Instructions for the task — Reproduce verbatim the rows below, from the line containing "body-line: exempel ängsgröe, en" through the line containing "body-line: tillväxtpunkten avlägsnas", with both of those lines included.

* begin Listed records *

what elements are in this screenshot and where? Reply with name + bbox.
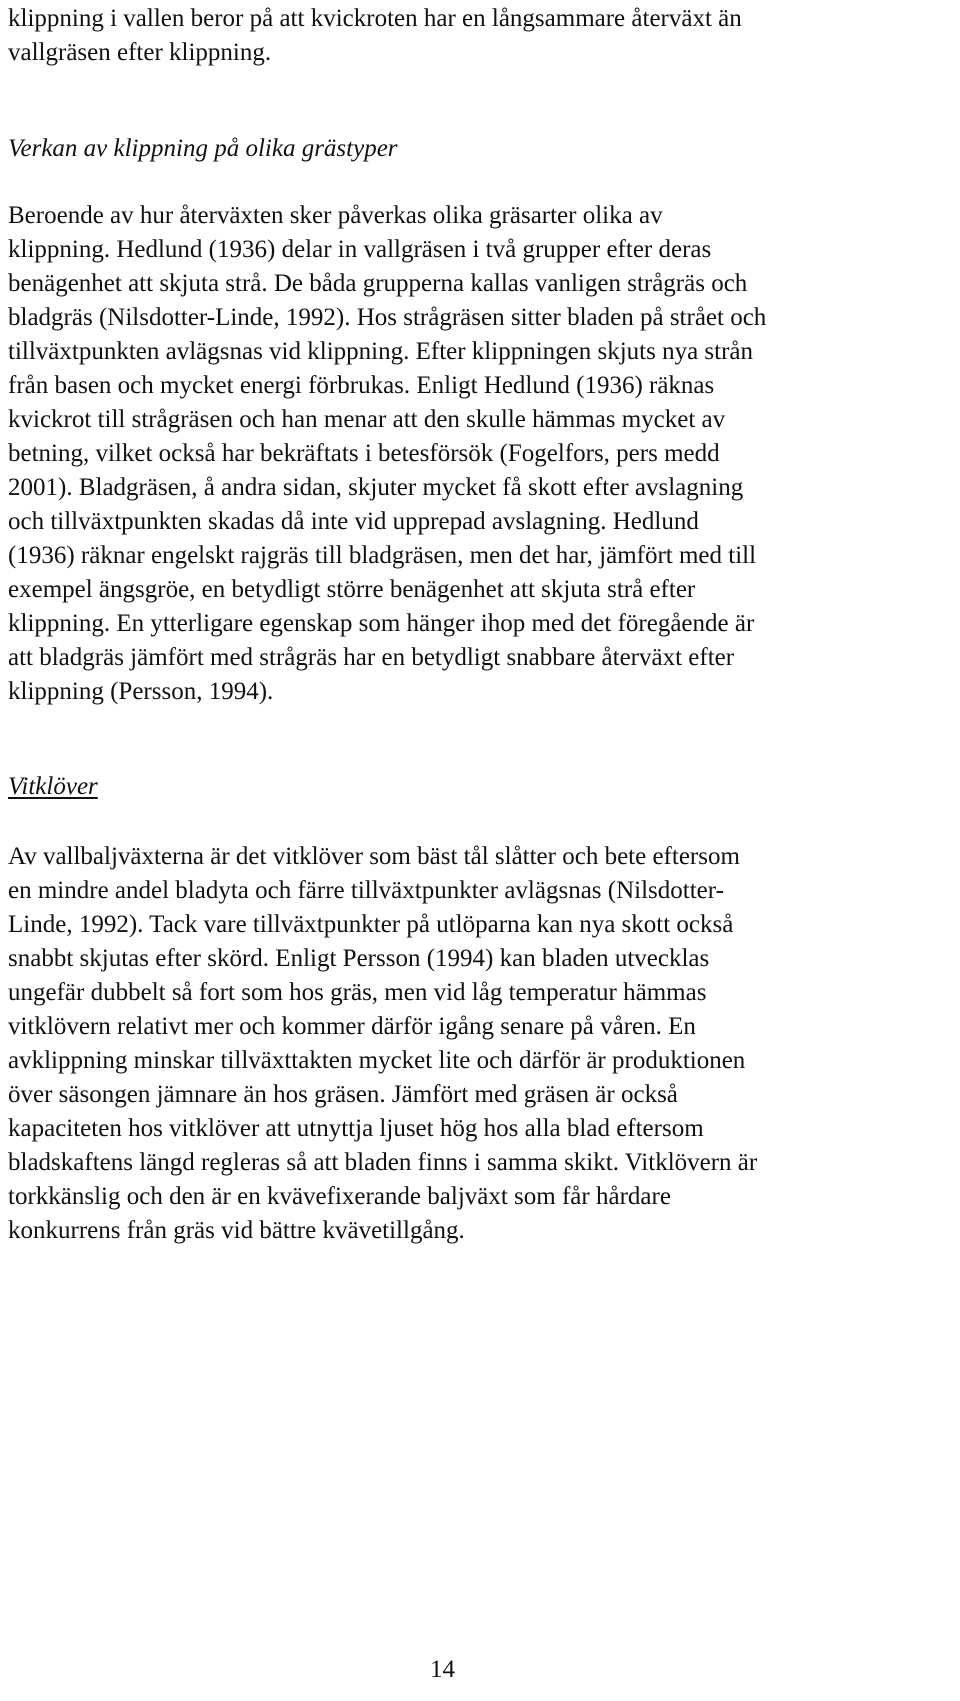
body-line: exempel ängsgröe, en betydligt större benägenhet att skjuta strå efter (8, 576, 696, 603)
body-line: torkkänslig och den är en kvävefixerande baljväxt som får hårdare (8, 1183, 671, 1210)
body-line: bladskaftens längd regleras så att bladen finns i samma skikt. Vitklövern är (8, 1149, 758, 1176)
body-line: snabbt skjutas efter skörd. Enligt Persson (1994) kan bladen utvecklas (8, 945, 710, 972)
body-line: över säsongen jämnare än hos gräsen. Jämfört med gräsen är också (8, 1081, 678, 1108)
section-heading-klippning: Verkan av klippning på olika grästyper (8, 135, 398, 162)
body-line: Linde, 1992). Tack vare tillväxtpunkter på utlöparna kan nya skott också (8, 911, 734, 938)
body-line: klippning. En ytterligare egenskap som hänger ihop med det föregående är (8, 610, 755, 637)
body-line: tillväxtpunkten avlägsnas vid klippning. Efter klippningen skjuts nya strån (8, 338, 754, 365)
body-line: en mindre andel bladyta och färre tillväxtpunkter avlägsnas (Nilsdotter- (8, 877, 724, 904)
page-number: 14 (430, 1656, 455, 1683)
intro-line: klippning i vallen beror på att kvickroten har en långsammare återväxt än (8, 5, 742, 32)
body-line: ungefär dubbelt så fort som hos gräs, men vid låg temperatur hämmas (8, 979, 707, 1006)
intro-line: vallgräsen efter klippning. (8, 39, 272, 66)
body-line: konkurrens från gräs vid bättre kvävetillgång. (8, 1217, 465, 1244)
body-line: och tillväxtpunkten skadas då inte vid upprepad avslagning. Hedlund (8, 508, 699, 535)
body-line: klippning (Persson, 1994). (8, 678, 274, 705)
body-line: kapaciteten hos vitklöver att utnyttja ljuset hög hos alla blad eftersom (8, 1115, 704, 1142)
body-line: bladgräs (Nilsdotter-Linde, 1992). Hos strågräsen sitter bladen på strået och (8, 304, 767, 331)
body-line: benägenhet att skjuta strå. De båda grupperna kallas vanligen strågräs och (8, 270, 748, 297)
body-line: 2001). Bladgräsen, å andra sidan, skjuter mycket få skott efter avslagning (8, 474, 744, 501)
body-line: från basen och mycket energi förbrukas. Enligt Hedlund (1936) räknas (8, 372, 715, 399)
body-line: att bladgräs jämfört med strågräs har en betydligt snabbare återväxt efter (8, 644, 735, 671)
body-line: klippning. Hedlund (1936) delar in vallgräsen i två grupper efter deras (8, 236, 712, 263)
body-line: Beroende av hur återväxten sker påverkas olika gräsarter olika av (8, 202, 663, 229)
body-line: (1936) räknar engelskt rajgräs till bladgräsen, men det har, jämfört med till (8, 542, 757, 569)
body-line: betning, vilket också har bekräftats i betesförsök (Fogelfors, pers medd (8, 440, 720, 467)
body-line: Av vallbaljväxterna är det vitklöver som bäst tål slåtter och bete eftersom (8, 843, 740, 870)
body-line: avklippning minskar tillväxttakten mycket lite och därför är produktionen (8, 1047, 746, 1074)
body-line: vitklövern relativt mer och kommer därför igång senare på våren. En (8, 1013, 696, 1040)
section-heading-vitklover: Vitklöver (8, 773, 98, 800)
body-line: kvickrot till strågräsen och han menar att den skulle hämmas mycket av (8, 406, 726, 433)
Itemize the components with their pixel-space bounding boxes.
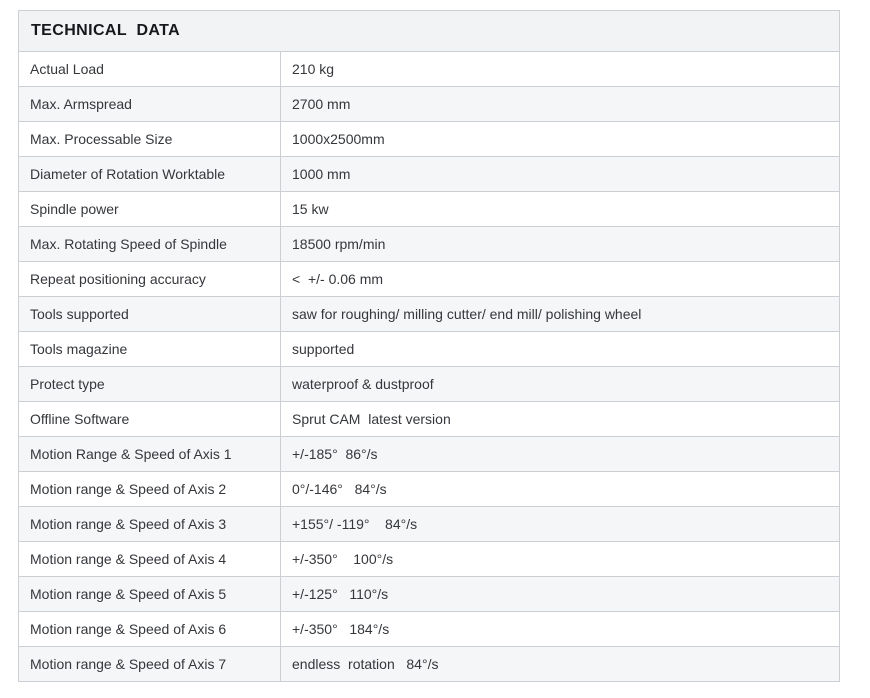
spec-value: 210 kg: [281, 52, 840, 87]
spec-label: Actual Load: [19, 52, 281, 87]
spec-row: [19, 367, 840, 402]
spec-row: [19, 542, 840, 577]
spec-value: +/-125° 110°/s: [281, 577, 840, 612]
spec-label: Offline Software: [19, 402, 281, 437]
spec-row: [19, 332, 840, 367]
spec-value: supported: [281, 332, 840, 367]
spec-row: [19, 227, 840, 262]
technical-data-table: [18, 10, 840, 682]
spec-label: Max. Armspread: [19, 87, 281, 122]
spec-label: Motion range & Speed of Axis 7: [19, 647, 281, 682]
spec-row: [19, 647, 840, 682]
spec-row: [19, 262, 840, 297]
spec-row: [19, 52, 840, 87]
spec-label: Diameter of Rotation Worktable: [19, 157, 281, 192]
spec-label: Motion Range & Speed of Axis 1: [19, 437, 281, 472]
spec-row: [19, 192, 840, 227]
spec-label: Tools magazine: [19, 332, 281, 367]
spec-value: +/-350° 184°/s: [281, 612, 840, 647]
table-title: TECHNICAL DATA: [19, 11, 840, 52]
spec-label: Motion range & Speed of Axis 6: [19, 612, 281, 647]
spec-label: Motion range & Speed of Axis 4: [19, 542, 281, 577]
spec-label: Motion range & Speed of Axis 5: [19, 577, 281, 612]
spec-value: 2700 mm: [281, 87, 840, 122]
spec-value: 1000x2500mm: [281, 122, 840, 157]
spec-value: endless rotation 84°/s: [281, 647, 840, 682]
spec-row: [19, 437, 840, 472]
spec-value: saw for roughing/ milling cutter/ end mill/ polishing wheel: [281, 297, 840, 332]
spec-label: Max. Rotating Speed of Spindle: [19, 227, 281, 262]
spec-value: 1000 mm: [281, 157, 840, 192]
spec-label: Repeat positioning accuracy: [19, 262, 281, 297]
spec-row: [19, 507, 840, 542]
table-header-row: [19, 11, 840, 52]
spec-row: [19, 157, 840, 192]
spec-label: Motion range & Speed of Axis 3: [19, 507, 281, 542]
spec-value: +155°/ -119° 84°/s: [281, 507, 840, 542]
spec-label: Motion range & Speed of Axis 2: [19, 472, 281, 507]
spec-value: 18500 rpm/min: [281, 227, 840, 262]
spec-label: Spindle power: [19, 192, 281, 227]
spec-row: [19, 472, 840, 507]
spec-label: Protect type: [19, 367, 281, 402]
spec-value: < +/- 0.06 mm: [281, 262, 840, 297]
spec-row: [19, 402, 840, 437]
spec-value: +/-185° 86°/s: [281, 437, 840, 472]
spec-value: 15 kw: [281, 192, 840, 227]
spec-row: [19, 577, 840, 612]
spec-label: Tools supported: [19, 297, 281, 332]
spec-row: [19, 87, 840, 122]
spec-row: [19, 297, 840, 332]
spec-label: Max. Processable Size: [19, 122, 281, 157]
spec-value: waterproof & dustproof: [281, 367, 840, 402]
spec-row: [19, 612, 840, 647]
spec-value: 0°/-146° 84°/s: [281, 472, 840, 507]
spec-value: Sprut CAM latest version: [281, 402, 840, 437]
technical-data-section: [18, 10, 840, 682]
spec-value: +/-350° 100°/s: [281, 542, 840, 577]
spec-row: [19, 122, 840, 157]
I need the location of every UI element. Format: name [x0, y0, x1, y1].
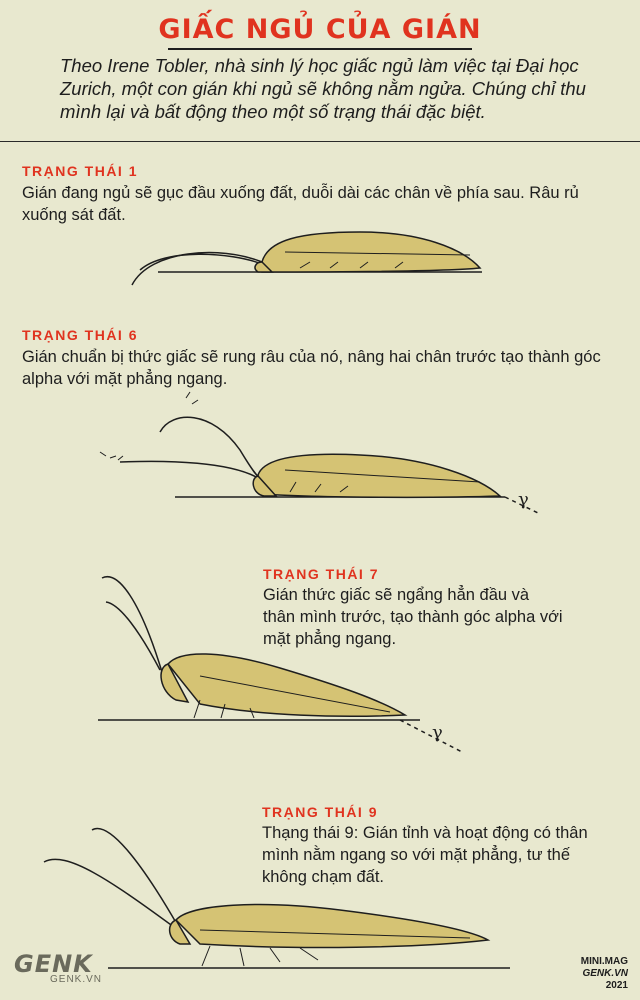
genk-logo-text: GENK	[14, 950, 93, 978]
state-1-label: TRẠNG THÁI 1	[22, 163, 138, 179]
gamma-label-state-7: γ	[432, 722, 443, 743]
state-7-text: Gián thức giấc sẽ ngẩng hẳn đầu và thân mình trước, tạo thành góc alpha với mặt phẳng ngang.	[263, 586, 563, 648]
page-title: GIẤC NGỦ CỦA GIÁN	[158, 14, 482, 45]
state-9-label: TRẠNG THÁI 9	[262, 804, 378, 820]
credit-line-3: 2021	[605, 980, 628, 991]
credit-line-2: GENK.VN	[582, 968, 628, 979]
credit-line-1: MINI.MAG	[580, 956, 628, 967]
credit-block	[581, 956, 628, 992]
gamma-label-state-6: γ	[518, 489, 529, 510]
cockroach-state-6-illustration	[100, 392, 540, 514]
state-7-label: TRẠNG THÁI 7	[263, 566, 379, 582]
state-1-text: Gián đang ngủ sẽ gục đầu xuống đất, duỗi dài các chân về phía sau. Râu rủ xuống sát đất.	[22, 184, 579, 224]
intro-paragraph: Theo Irene Tobler, nhà sinh lý học giấc ngủ làm việc tại Đại học Zurich, một con gián khi ngủ sẽ không nằm ngửa. Chúng chỉ thu mình lại và bất động theo một số trạng thái đặc biệt.	[60, 55, 586, 122]
state-6-text: Gián chuẩn bị thức giấc sẽ rung râu của nó, nâng hai chân trước tạo thành góc alpha với mặt phẳng ngang.	[22, 348, 601, 388]
state-6-label: TRẠNG THÁI 6	[22, 327, 138, 343]
genk-logo	[14, 950, 102, 985]
cockroach-state-9-illustration	[44, 828, 510, 968]
genk-site-text: GENK.VN	[50, 974, 103, 985]
cockroach-state-1-illustration	[132, 232, 482, 285]
state-9-text: Thạng thái 9: Gián tỉnh và hoạt động có thân mình nằm ngang so với mặt phẳng, tư thế không chạm đất.	[262, 824, 588, 886]
cockroach-state-7-illustration	[98, 577, 462, 752]
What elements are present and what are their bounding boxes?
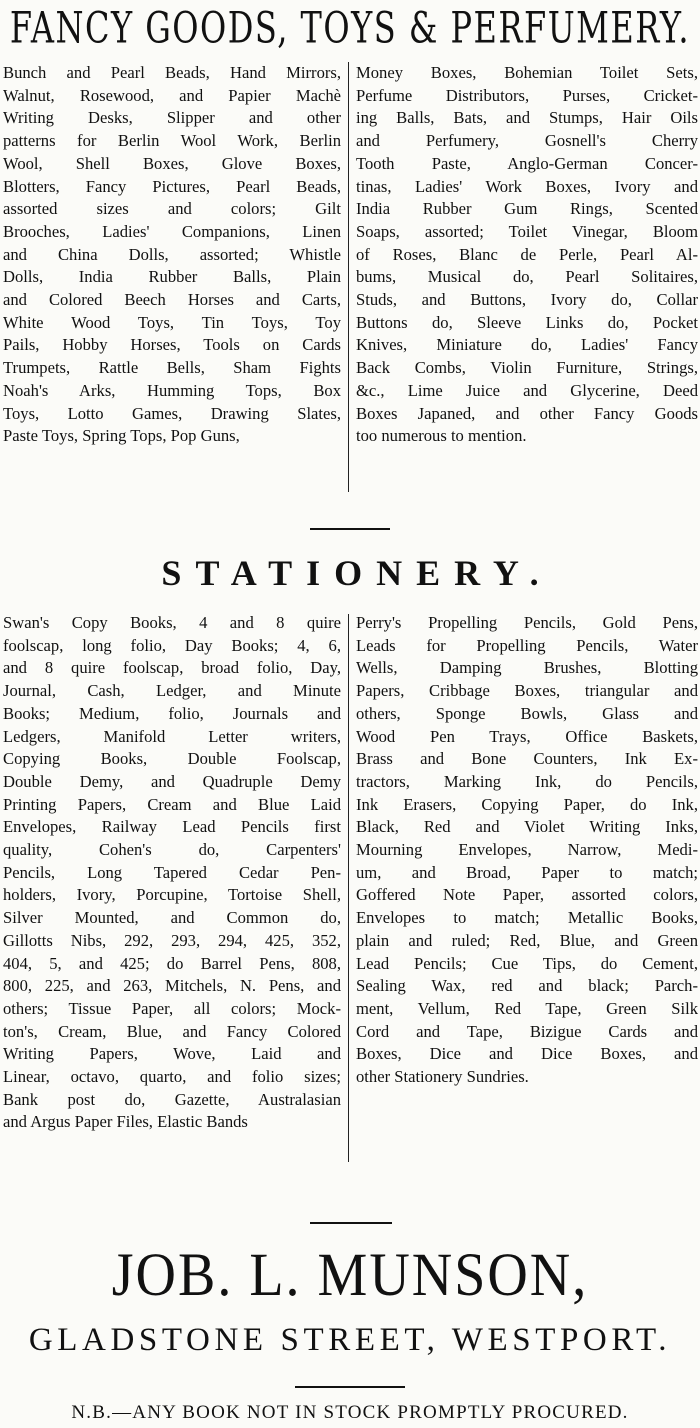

* end Listed records *

Exercise result —
body-line: exempel ängsgröe, en betydligt större benägenhet att skjuta strå efter (8, 576, 696, 603)
body-line: torkkänslig och den är en kvävefixerande baljväxt som får hårdare (8, 1183, 671, 1210)
body-line: bladskaftens längd regleras så att bladen finns i samma skikt. Vitklövern är (8, 1149, 758, 1176)
body-line: snabbt skjutas efter skörd. Enligt Persson (1994) kan bladen utvecklas (8, 945, 710, 972)
body-line: över säsongen jämnare än hos gräsen. Jämfört med gräsen är också (8, 1081, 678, 1108)
section-heading-klippning: Verkan av klippning på olika grästyper (8, 135, 398, 162)
body-line: Linde, 1992). Tack vare tillväxtpunkter på utlöparna kan nya skott också (8, 911, 734, 938)
body-line: klippning. En ytterligare egenskap som hänger ihop med det föregående är (8, 610, 755, 637)
body-line: tillväxtpunkten avlägsnas vid klippning. Efter klippningen skjuts nya strån (8, 338, 754, 365)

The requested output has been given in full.